• DIRECTIONS: Return every line of the material that contains the string "right". Treat uppercase and lowercase letters as distinct.

Image layout annotations
::::::::

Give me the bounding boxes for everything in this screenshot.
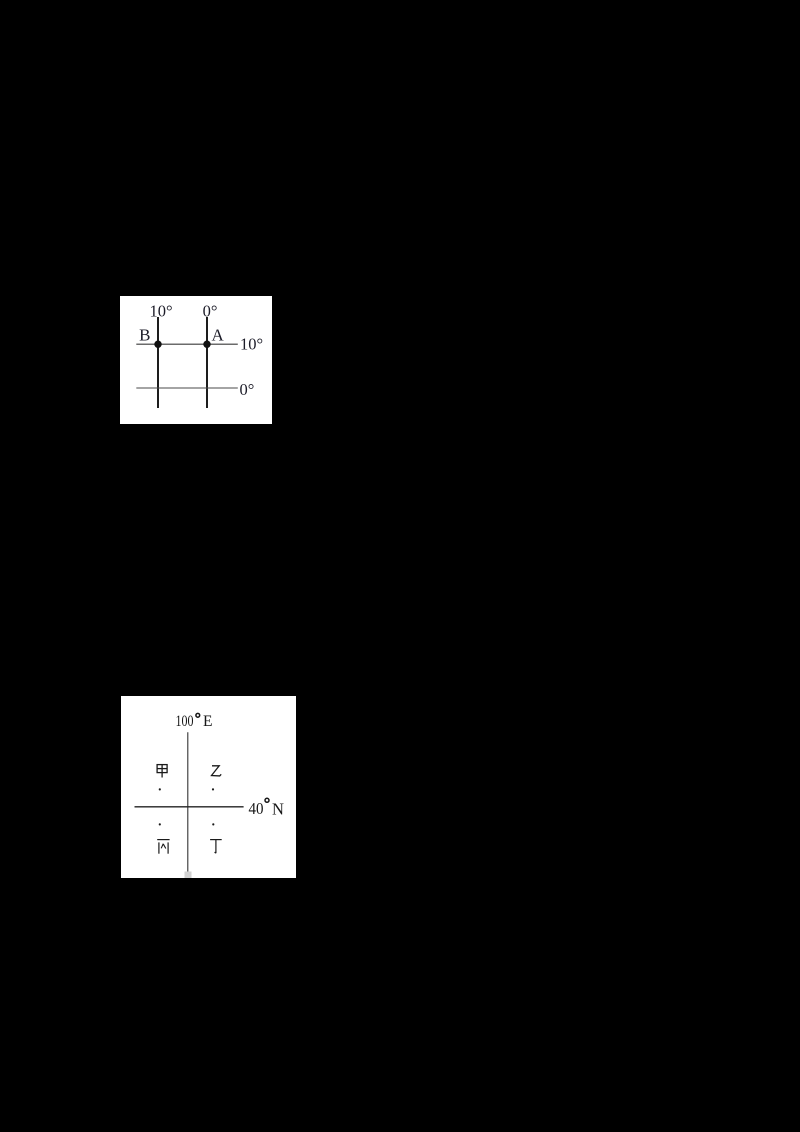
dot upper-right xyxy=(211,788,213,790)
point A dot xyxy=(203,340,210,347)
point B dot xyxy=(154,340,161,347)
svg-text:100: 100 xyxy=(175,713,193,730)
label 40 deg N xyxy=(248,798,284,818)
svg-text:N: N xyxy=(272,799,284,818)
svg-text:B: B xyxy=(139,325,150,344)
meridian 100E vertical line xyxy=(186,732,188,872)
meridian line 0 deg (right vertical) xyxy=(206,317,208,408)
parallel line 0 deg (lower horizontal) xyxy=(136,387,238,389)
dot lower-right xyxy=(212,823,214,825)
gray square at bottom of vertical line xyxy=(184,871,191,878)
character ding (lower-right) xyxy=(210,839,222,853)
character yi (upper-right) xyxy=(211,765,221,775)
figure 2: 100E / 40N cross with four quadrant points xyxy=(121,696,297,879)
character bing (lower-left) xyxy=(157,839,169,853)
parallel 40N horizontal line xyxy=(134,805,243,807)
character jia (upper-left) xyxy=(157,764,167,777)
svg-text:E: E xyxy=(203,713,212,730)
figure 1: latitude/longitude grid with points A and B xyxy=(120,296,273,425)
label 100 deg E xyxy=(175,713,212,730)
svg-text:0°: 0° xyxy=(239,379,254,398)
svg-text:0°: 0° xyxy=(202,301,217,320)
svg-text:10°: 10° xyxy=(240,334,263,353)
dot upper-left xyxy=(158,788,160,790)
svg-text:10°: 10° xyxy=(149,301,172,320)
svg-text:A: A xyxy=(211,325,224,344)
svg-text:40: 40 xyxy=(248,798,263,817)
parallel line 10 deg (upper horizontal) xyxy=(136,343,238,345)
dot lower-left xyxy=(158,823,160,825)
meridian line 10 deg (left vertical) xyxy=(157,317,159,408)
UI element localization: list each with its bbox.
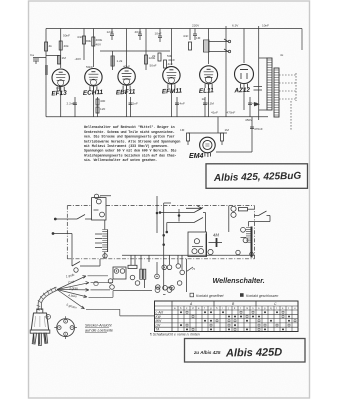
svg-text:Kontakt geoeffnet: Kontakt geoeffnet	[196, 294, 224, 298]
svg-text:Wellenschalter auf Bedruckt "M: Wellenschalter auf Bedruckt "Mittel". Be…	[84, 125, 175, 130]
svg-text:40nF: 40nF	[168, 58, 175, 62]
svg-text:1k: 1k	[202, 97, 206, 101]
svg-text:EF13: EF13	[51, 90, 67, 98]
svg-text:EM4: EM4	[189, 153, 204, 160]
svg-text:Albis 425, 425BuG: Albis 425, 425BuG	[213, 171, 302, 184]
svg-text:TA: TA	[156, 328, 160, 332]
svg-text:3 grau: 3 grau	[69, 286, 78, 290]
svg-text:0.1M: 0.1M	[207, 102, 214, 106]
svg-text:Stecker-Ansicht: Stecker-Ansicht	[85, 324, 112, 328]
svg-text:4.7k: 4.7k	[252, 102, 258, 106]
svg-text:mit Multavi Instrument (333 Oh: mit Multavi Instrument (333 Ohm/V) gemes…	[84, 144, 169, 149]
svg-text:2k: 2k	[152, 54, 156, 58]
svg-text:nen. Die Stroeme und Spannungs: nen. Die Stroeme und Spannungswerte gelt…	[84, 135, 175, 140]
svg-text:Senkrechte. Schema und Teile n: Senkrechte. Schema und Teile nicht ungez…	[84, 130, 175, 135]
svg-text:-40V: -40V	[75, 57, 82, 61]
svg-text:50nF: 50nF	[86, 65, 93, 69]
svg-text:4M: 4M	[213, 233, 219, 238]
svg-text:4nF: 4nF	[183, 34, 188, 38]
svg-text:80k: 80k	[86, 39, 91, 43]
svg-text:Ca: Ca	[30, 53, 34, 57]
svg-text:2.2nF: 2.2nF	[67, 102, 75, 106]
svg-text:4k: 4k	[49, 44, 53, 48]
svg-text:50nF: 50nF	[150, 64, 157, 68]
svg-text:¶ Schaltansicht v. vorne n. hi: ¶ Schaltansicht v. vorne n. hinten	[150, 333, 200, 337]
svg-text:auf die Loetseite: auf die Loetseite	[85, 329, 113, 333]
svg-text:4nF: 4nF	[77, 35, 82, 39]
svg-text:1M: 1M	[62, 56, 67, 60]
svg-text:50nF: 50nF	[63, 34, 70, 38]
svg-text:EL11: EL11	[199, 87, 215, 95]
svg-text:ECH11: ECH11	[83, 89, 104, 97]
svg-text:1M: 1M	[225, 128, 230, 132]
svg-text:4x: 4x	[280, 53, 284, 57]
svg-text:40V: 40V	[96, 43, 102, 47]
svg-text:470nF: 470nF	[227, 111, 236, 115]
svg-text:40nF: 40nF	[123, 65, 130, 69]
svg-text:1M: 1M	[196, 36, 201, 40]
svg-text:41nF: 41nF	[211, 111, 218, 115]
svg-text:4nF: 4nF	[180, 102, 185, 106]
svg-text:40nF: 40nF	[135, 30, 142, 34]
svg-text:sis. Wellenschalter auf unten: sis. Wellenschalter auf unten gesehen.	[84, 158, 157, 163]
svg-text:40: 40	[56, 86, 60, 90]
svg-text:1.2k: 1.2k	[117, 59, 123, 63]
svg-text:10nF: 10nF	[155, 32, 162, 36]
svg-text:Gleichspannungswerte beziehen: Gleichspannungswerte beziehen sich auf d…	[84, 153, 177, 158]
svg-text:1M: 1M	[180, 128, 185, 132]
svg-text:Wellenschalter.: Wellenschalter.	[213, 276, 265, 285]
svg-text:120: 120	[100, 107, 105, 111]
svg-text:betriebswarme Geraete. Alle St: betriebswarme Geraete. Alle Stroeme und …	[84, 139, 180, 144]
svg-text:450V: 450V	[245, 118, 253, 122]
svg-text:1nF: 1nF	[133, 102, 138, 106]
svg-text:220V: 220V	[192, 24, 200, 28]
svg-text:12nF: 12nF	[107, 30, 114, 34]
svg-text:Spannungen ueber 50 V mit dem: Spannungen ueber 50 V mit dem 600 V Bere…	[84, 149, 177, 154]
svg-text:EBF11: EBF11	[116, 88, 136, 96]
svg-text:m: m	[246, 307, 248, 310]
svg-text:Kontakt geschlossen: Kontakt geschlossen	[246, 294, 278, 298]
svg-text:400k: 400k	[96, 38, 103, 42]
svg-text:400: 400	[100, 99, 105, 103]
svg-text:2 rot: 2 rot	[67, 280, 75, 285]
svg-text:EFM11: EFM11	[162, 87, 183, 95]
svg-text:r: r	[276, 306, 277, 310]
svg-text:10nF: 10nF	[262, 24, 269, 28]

::::::::

• EXERCISE ANSWER:
dot upper-right xyxy=(211,788,213,790)
meridian line 0 deg (right vertical) xyxy=(206,317,208,408)
dot lower-right xyxy=(212,823,214,825)
character ding (lower-right) xyxy=(210,839,222,853)
character yi (upper-right) xyxy=(211,765,221,775)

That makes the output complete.